Record set |
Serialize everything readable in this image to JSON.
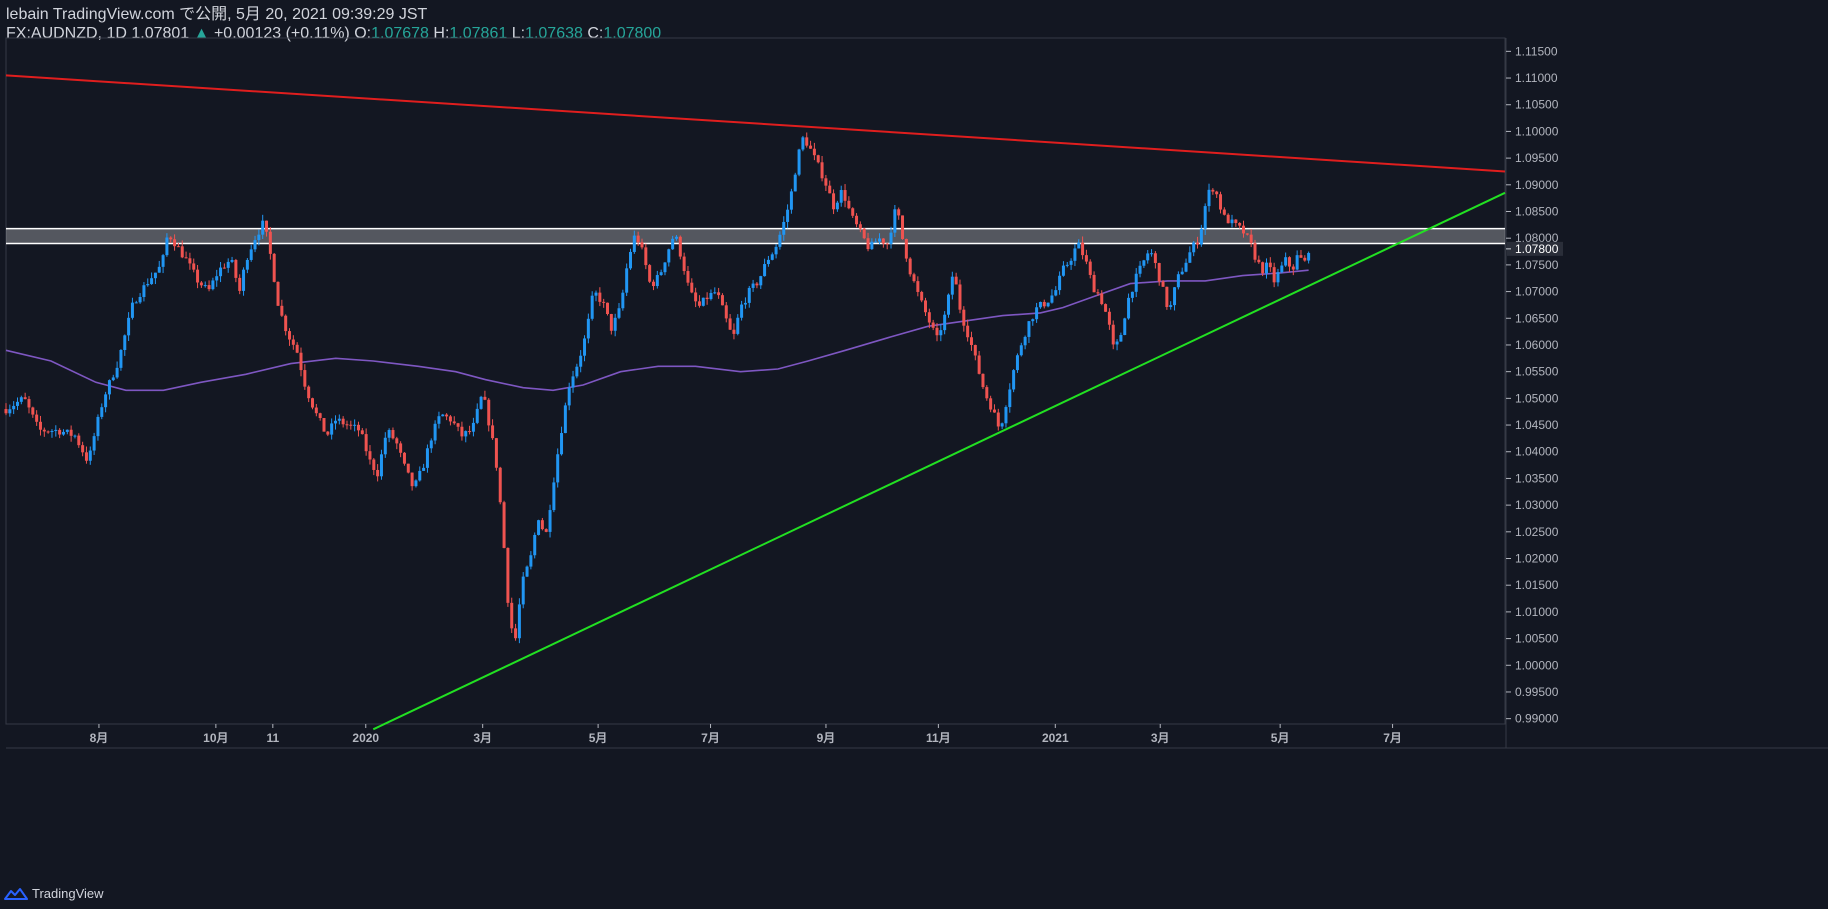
{
  "header": {
    "line1": "lebain TradingView.com で公開, 5月 20, 2021 09:39:29 JST",
    "symbol": "FX:AUDNZD, 1D",
    "last": "1.07801",
    "change": "+0.00123 (+0.11%)",
    "o_label": "O:",
    "o_value": "1.07678",
    "h_label": "H:",
    "h_value": "1.07861",
    "l_label": "L:",
    "l_value": "1.07638",
    "c_label": "C:",
    "c_value": "1.07800"
  },
  "footer": {
    "brand": "TradingView"
  },
  "colors": {
    "background": "#131722",
    "up": "#2196f3",
    "down": "#ef5350",
    "ma": "#7e57c2",
    "resistance": "#e01e1e",
    "support": "#22e022",
    "zone": "#ffffff"
  },
  "chart_data": {
    "type": "candlestick",
    "symbol": "FX:AUDNZD",
    "interval": "1D",
    "ylim": [
      0.989,
      1.1175
    ],
    "y_ticks": [
      "0.99000",
      "0.99500",
      "1.00000",
      "1.00500",
      "1.01000",
      "1.01500",
      "1.02000",
      "1.02500",
      "1.03000",
      "1.03500",
      "1.04000",
      "1.04500",
      "1.05000",
      "1.05500",
      "1.06000",
      "1.06500",
      "1.07000",
      "1.07500",
      "1.08000",
      "1.08500",
      "1.09000",
      "1.09500",
      "1.10000",
      "1.10500",
      "1.11000",
      "1.11500"
    ],
    "x_ticks": [
      "8月",
      "10月",
      "11",
      "2020",
      "3月",
      "5月",
      "7月",
      "9月",
      "11月",
      "2021",
      "3月",
      "5月",
      "7月"
    ],
    "x_tick_times": [
      0.062,
      0.14,
      0.178,
      0.24,
      0.318,
      0.395,
      0.47,
      0.547,
      0.622,
      0.7,
      0.77,
      0.85,
      0.925
    ],
    "current_price_label": "1.07800",
    "price_path": [
      [
        0.0,
        1.048
      ],
      [
        0.012,
        1.05
      ],
      [
        0.022,
        1.044
      ],
      [
        0.035,
        1.044
      ],
      [
        0.046,
        1.043
      ],
      [
        0.055,
        1.038
      ],
      [
        0.058,
        1.042
      ],
      [
        0.065,
        1.05
      ],
      [
        0.075,
        1.057
      ],
      [
        0.085,
        1.068
      ],
      [
        0.095,
        1.072
      ],
      [
        0.104,
        1.075
      ],
      [
        0.108,
        1.081
      ],
      [
        0.113,
        1.079
      ],
      [
        0.12,
        1.076
      ],
      [
        0.128,
        1.072
      ],
      [
        0.135,
        1.07
      ],
      [
        0.142,
        1.074
      ],
      [
        0.15,
        1.076
      ],
      [
        0.156,
        1.07
      ],
      [
        0.16,
        1.076
      ],
      [
        0.166,
        1.08
      ],
      [
        0.172,
        1.083
      ],
      [
        0.177,
        1.076
      ],
      [
        0.182,
        1.067
      ],
      [
        0.188,
        1.062
      ],
      [
        0.194,
        1.059
      ],
      [
        0.2,
        1.052
      ],
      [
        0.207,
        1.047
      ],
      [
        0.214,
        1.043
      ],
      [
        0.22,
        1.046
      ],
      [
        0.228,
        1.045
      ],
      [
        0.236,
        1.044
      ],
      [
        0.243,
        1.038
      ],
      [
        0.248,
        1.036
      ],
      [
        0.254,
        1.044
      ],
      [
        0.26,
        1.042
      ],
      [
        0.266,
        1.037
      ],
      [
        0.272,
        1.033
      ],
      [
        0.278,
        1.037
      ],
      [
        0.284,
        1.043
      ],
      [
        0.29,
        1.047
      ],
      [
        0.297,
        1.046
      ],
      [
        0.304,
        1.043
      ],
      [
        0.311,
        1.044
      ],
      [
        0.318,
        1.051
      ],
      [
        0.324,
        1.043
      ],
      [
        0.328,
        1.036
      ],
      [
        0.332,
        1.023
      ],
      [
        0.336,
        1.008
      ],
      [
        0.34,
        1.005
      ],
      [
        0.344,
        1.015
      ],
      [
        0.35,
        1.02
      ],
      [
        0.355,
        1.028
      ],
      [
        0.36,
        1.024
      ],
      [
        0.366,
        1.036
      ],
      [
        0.371,
        1.045
      ],
      [
        0.376,
        1.053
      ],
      [
        0.382,
        1.057
      ],
      [
        0.387,
        1.062
      ],
      [
        0.392,
        1.07
      ],
      [
        0.398,
        1.068
      ],
      [
        0.404,
        1.063
      ],
      [
        0.41,
        1.067
      ],
      [
        0.415,
        1.076
      ],
      [
        0.42,
        1.081
      ],
      [
        0.425,
        1.077
      ],
      [
        0.43,
        1.071
      ],
      [
        0.436,
        1.073
      ],
      [
        0.442,
        1.078
      ],
      [
        0.446,
        1.081
      ],
      [
        0.451,
        1.076
      ],
      [
        0.456,
        1.07
      ],
      [
        0.462,
        1.067
      ],
      [
        0.468,
        1.069
      ],
      [
        0.474,
        1.07
      ],
      [
        0.48,
        1.065
      ],
      [
        0.485,
        1.061
      ],
      [
        0.49,
        1.067
      ],
      [
        0.496,
        1.07
      ],
      [
        0.502,
        1.072
      ],
      [
        0.508,
        1.076
      ],
      [
        0.513,
        1.078
      ],
      [
        0.518,
        1.082
      ],
      [
        0.523,
        1.087
      ],
      [
        0.528,
        1.095
      ],
      [
        0.532,
        1.099
      ],
      [
        0.536,
        1.097
      ],
      [
        0.541,
        1.094
      ],
      [
        0.546,
        1.091
      ],
      [
        0.552,
        1.086
      ],
      [
        0.558,
        1.089
      ],
      [
        0.564,
        1.084
      ],
      [
        0.57,
        1.081
      ],
      [
        0.576,
        1.078
      ],
      [
        0.582,
        1.08
      ],
      [
        0.588,
        1.079
      ],
      [
        0.594,
        1.086
      ],
      [
        0.598,
        1.08
      ],
      [
        0.603,
        1.074
      ],
      [
        0.609,
        1.069
      ],
      [
        0.615,
        1.065
      ],
      [
        0.621,
        1.061
      ],
      [
        0.627,
        1.066
      ],
      [
        0.632,
        1.074
      ],
      [
        0.637,
        1.066
      ],
      [
        0.643,
        1.061
      ],
      [
        0.648,
        1.056
      ],
      [
        0.653,
        1.051
      ],
      [
        0.658,
        1.048
      ],
      [
        0.663,
        1.044
      ],
      [
        0.667,
        1.049
      ],
      [
        0.672,
        1.055
      ],
      [
        0.677,
        1.06
      ],
      [
        0.682,
        1.064
      ],
      [
        0.688,
        1.067
      ],
      [
        0.694,
        1.068
      ],
      [
        0.7,
        1.07
      ],
      [
        0.705,
        1.074
      ],
      [
        0.71,
        1.076
      ],
      [
        0.715,
        1.079
      ],
      [
        0.72,
        1.076
      ],
      [
        0.725,
        1.071
      ],
      [
        0.73,
        1.069
      ],
      [
        0.735,
        1.065
      ],
      [
        0.739,
        1.059
      ],
      [
        0.743,
        1.061
      ],
      [
        0.748,
        1.068
      ],
      [
        0.753,
        1.072
      ],
      [
        0.758,
        1.075
      ],
      [
        0.763,
        1.078
      ],
      [
        0.768,
        1.074
      ],
      [
        0.772,
        1.07
      ],
      [
        0.776,
        1.066
      ],
      [
        0.781,
        1.072
      ],
      [
        0.786,
        1.075
      ],
      [
        0.791,
        1.078
      ],
      [
        0.796,
        1.08
      ],
      [
        0.8,
        1.086
      ],
      [
        0.804,
        1.09
      ],
      [
        0.808,
        1.088
      ],
      [
        0.812,
        1.084
      ],
      [
        0.817,
        1.083
      ],
      [
        0.822,
        1.082
      ],
      [
        0.826,
        1.081
      ],
      [
        0.83,
        1.079
      ],
      [
        0.834,
        1.076
      ],
      [
        0.838,
        1.074
      ],
      [
        0.842,
        1.075
      ],
      [
        0.846,
        1.072
      ],
      [
        0.85,
        1.074
      ],
      [
        0.854,
        1.076
      ],
      [
        0.858,
        1.074
      ],
      [
        0.862,
        1.077
      ],
      [
        0.866,
        1.075
      ],
      [
        0.869,
        1.078
      ]
    ],
    "moving_average": [
      [
        0.0,
        1.059
      ],
      [
        0.03,
        1.057
      ],
      [
        0.06,
        1.053
      ],
      [
        0.08,
        1.0515
      ],
      [
        0.105,
        1.0515
      ],
      [
        0.13,
        1.053
      ],
      [
        0.16,
        1.0545
      ],
      [
        0.19,
        1.0565
      ],
      [
        0.22,
        1.0575
      ],
      [
        0.245,
        1.057
      ],
      [
        0.275,
        1.056
      ],
      [
        0.3,
        1.055
      ],
      [
        0.32,
        1.0535
      ],
      [
        0.345,
        1.052
      ],
      [
        0.365,
        1.0515
      ],
      [
        0.385,
        1.0525
      ],
      [
        0.41,
        1.055
      ],
      [
        0.435,
        1.056
      ],
      [
        0.46,
        1.056
      ],
      [
        0.49,
        1.055
      ],
      [
        0.515,
        1.0555
      ],
      [
        0.535,
        1.057
      ],
      [
        0.56,
        1.059
      ],
      [
        0.59,
        1.0615
      ],
      [
        0.615,
        1.0635
      ],
      [
        0.64,
        1.0645
      ],
      [
        0.665,
        1.0655
      ],
      [
        0.69,
        1.066
      ],
      [
        0.705,
        1.067
      ],
      [
        0.725,
        1.069
      ],
      [
        0.75,
        1.0715
      ],
      [
        0.775,
        1.072
      ],
      [
        0.8,
        1.072
      ],
      [
        0.825,
        1.073
      ],
      [
        0.85,
        1.0735
      ],
      [
        0.869,
        1.074
      ]
    ],
    "resistance_line": [
      [
        0.0,
        1.1105
      ],
      [
        1.0,
        1.0925
      ]
    ],
    "support_line": [
      [
        0.245,
        0.988
      ],
      [
        1.0,
        1.0885
      ]
    ],
    "zone": [
      1.079,
      1.0818
    ]
  }
}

Given instruction |
From the records above, copy every line that holds the word "TradingView".

Correct answer |
    "line1": "lebain TradingView.com で公開, 5月 20, 2021 09:39:29 JST",
    "brand": "TradingView"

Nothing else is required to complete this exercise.